PROVIDED MATERIAL:

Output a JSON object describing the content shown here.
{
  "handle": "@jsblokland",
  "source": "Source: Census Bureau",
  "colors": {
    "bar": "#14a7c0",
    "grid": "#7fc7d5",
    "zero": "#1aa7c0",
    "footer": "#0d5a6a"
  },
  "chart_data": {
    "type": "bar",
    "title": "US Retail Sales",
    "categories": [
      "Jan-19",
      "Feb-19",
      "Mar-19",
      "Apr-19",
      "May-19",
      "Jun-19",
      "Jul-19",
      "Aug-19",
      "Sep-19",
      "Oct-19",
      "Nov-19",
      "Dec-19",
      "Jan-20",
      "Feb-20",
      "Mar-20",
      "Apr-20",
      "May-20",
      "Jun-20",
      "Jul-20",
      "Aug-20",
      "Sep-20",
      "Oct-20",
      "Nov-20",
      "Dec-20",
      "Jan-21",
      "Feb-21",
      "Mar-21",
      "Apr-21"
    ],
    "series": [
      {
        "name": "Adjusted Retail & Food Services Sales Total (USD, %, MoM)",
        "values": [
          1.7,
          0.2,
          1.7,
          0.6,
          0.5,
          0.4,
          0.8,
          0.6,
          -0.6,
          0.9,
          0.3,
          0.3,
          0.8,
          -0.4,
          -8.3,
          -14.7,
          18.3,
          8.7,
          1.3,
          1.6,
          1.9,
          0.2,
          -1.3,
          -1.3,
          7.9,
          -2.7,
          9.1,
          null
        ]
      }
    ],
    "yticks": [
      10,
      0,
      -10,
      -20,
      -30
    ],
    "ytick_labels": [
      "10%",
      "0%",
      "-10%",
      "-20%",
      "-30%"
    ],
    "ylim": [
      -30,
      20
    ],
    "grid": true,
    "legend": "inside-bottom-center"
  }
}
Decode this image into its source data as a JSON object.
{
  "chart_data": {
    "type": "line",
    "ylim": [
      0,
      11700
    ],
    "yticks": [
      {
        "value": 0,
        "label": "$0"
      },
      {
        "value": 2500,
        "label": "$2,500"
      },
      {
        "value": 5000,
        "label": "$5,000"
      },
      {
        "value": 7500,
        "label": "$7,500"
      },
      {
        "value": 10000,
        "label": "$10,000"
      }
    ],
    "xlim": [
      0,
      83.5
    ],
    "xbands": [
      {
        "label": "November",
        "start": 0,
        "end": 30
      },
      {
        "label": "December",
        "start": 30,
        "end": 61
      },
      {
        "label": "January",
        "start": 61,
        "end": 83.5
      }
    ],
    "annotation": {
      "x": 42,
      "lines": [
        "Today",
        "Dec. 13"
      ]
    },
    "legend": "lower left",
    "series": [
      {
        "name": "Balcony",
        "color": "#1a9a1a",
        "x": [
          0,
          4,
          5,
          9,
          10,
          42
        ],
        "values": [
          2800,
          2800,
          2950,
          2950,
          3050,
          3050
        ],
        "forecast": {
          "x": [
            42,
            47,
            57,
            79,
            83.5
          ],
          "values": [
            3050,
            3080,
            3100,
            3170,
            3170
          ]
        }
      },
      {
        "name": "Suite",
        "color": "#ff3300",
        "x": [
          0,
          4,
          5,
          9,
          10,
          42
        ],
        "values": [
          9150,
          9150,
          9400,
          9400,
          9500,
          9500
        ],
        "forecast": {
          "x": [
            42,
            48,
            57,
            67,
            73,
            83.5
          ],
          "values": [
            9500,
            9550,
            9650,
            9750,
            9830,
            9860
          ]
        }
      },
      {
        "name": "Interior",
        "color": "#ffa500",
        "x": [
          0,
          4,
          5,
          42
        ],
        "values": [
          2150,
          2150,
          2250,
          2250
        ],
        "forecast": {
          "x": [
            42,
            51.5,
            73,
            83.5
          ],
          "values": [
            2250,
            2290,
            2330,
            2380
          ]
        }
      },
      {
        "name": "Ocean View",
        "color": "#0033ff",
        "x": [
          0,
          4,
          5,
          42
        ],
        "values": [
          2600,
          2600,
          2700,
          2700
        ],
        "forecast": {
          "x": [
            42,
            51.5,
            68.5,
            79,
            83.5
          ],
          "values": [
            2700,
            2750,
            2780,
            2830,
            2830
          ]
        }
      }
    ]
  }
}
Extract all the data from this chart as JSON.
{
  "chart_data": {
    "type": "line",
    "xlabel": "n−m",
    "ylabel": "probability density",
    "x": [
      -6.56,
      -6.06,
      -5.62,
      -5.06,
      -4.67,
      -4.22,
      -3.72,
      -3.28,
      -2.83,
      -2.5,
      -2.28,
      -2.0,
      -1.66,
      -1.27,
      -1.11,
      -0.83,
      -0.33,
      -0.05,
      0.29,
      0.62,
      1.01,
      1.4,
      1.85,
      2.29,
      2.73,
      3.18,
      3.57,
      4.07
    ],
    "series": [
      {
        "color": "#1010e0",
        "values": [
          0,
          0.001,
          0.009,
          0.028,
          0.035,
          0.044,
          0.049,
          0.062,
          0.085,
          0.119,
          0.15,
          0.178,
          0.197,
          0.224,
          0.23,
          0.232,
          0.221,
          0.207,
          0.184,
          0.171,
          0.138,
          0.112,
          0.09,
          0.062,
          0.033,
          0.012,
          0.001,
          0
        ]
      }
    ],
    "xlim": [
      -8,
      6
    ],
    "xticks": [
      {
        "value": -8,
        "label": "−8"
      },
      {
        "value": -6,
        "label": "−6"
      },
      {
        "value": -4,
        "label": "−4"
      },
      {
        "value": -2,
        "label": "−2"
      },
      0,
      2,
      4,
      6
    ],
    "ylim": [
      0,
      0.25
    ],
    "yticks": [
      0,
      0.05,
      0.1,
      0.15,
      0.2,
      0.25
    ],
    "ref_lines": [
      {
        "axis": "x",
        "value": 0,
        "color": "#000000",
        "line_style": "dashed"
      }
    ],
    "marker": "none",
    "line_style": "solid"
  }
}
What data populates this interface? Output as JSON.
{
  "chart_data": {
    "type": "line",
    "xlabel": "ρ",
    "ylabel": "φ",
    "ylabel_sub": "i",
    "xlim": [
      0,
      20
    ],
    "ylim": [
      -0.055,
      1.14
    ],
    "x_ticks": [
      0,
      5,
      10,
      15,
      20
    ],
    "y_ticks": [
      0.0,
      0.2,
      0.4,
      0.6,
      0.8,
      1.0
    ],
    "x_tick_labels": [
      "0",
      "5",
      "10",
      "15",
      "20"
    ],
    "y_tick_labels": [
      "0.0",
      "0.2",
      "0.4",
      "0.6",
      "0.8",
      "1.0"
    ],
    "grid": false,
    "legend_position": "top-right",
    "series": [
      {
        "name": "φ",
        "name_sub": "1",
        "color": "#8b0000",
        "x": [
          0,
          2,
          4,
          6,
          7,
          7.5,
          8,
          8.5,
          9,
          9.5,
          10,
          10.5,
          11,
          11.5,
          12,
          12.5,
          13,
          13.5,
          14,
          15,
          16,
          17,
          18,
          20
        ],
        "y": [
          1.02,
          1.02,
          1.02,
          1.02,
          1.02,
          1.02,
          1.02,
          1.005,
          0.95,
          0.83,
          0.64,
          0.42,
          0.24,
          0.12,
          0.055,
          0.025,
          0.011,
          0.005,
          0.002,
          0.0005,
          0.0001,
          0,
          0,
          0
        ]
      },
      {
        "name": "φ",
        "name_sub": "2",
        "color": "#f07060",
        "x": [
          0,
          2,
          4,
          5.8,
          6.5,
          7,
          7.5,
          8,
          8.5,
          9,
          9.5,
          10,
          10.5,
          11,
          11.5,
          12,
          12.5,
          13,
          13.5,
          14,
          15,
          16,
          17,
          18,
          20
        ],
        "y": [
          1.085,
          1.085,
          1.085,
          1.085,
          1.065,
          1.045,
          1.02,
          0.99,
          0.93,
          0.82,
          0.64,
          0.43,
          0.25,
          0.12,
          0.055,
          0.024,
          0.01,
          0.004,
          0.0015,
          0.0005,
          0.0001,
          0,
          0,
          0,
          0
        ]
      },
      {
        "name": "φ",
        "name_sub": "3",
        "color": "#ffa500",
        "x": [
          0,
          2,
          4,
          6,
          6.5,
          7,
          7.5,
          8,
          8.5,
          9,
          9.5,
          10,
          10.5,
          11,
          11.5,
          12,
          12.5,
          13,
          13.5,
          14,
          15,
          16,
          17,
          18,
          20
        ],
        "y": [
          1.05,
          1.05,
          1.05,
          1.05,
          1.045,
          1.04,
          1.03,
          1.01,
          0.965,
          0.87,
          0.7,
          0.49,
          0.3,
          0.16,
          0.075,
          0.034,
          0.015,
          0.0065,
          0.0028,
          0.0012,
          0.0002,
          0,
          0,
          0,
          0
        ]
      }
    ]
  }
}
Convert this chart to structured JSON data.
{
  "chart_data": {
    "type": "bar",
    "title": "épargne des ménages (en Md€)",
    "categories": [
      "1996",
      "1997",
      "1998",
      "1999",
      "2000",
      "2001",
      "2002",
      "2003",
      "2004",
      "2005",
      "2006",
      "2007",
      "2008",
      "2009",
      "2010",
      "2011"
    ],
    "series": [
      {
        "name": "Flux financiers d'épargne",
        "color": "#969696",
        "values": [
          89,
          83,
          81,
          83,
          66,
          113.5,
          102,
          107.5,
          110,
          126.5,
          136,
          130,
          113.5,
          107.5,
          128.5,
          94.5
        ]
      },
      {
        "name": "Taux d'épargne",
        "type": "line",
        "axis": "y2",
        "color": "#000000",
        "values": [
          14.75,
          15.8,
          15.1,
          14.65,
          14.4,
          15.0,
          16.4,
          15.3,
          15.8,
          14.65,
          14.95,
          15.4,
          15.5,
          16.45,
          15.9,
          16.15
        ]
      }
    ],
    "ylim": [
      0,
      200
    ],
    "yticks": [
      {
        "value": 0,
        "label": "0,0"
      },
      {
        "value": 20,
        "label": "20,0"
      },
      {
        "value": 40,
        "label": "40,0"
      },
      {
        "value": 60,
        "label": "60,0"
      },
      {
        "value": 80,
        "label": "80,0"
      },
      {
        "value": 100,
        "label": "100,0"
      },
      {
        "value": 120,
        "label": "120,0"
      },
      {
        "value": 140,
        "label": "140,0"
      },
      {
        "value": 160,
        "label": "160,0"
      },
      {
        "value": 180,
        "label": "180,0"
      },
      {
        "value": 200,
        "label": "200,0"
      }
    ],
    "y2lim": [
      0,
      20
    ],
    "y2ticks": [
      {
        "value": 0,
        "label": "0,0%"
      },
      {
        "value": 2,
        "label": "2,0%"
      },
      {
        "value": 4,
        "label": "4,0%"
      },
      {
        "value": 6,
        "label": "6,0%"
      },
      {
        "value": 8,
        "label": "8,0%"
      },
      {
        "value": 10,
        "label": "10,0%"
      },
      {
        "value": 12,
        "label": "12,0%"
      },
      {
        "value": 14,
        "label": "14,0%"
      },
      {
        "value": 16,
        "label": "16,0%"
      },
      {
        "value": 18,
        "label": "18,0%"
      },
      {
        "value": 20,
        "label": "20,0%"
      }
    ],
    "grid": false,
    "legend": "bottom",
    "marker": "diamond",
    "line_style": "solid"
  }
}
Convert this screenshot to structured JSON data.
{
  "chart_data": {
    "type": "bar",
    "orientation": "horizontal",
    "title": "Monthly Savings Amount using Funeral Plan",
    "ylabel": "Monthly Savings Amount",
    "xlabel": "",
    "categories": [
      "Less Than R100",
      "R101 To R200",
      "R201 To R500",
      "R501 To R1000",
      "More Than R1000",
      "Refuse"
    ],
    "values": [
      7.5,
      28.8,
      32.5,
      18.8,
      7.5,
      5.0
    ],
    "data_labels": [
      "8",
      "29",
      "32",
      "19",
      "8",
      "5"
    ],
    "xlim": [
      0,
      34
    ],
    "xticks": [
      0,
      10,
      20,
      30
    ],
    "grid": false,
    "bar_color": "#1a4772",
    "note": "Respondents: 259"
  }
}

WHAT THE EXERCISE ASKS:
Look over the material above and show each line where "Savings" appears.

ANSWER TO THE EXERCISE:
    "title": "Monthly Savings Amount using Funeral Plan",
    "ylabel": "Monthly Savings Amount",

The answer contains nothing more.